Pick out the lines in the listing below that contain the word "label" and copy them.
—————
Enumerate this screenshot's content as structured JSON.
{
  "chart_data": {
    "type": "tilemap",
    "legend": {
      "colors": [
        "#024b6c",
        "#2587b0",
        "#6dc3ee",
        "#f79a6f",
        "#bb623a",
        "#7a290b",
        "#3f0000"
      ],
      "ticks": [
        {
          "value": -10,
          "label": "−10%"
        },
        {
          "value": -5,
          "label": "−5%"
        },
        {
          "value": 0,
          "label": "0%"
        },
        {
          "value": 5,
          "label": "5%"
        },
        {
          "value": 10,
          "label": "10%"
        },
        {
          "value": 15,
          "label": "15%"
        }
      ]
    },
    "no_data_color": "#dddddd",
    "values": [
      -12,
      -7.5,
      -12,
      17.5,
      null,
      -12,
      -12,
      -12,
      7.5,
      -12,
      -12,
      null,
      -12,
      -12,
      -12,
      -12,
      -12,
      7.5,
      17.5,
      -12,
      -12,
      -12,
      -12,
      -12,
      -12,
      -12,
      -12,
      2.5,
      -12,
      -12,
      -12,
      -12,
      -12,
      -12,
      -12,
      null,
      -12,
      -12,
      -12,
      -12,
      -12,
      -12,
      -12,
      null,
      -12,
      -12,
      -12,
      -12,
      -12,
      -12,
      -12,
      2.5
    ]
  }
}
—————
_Answer to this task_
          "label": "−10%"
          "label": "−5%"
          "label": "0%"
          "label": "5%"
          "label": "10%"
          "label": "15%"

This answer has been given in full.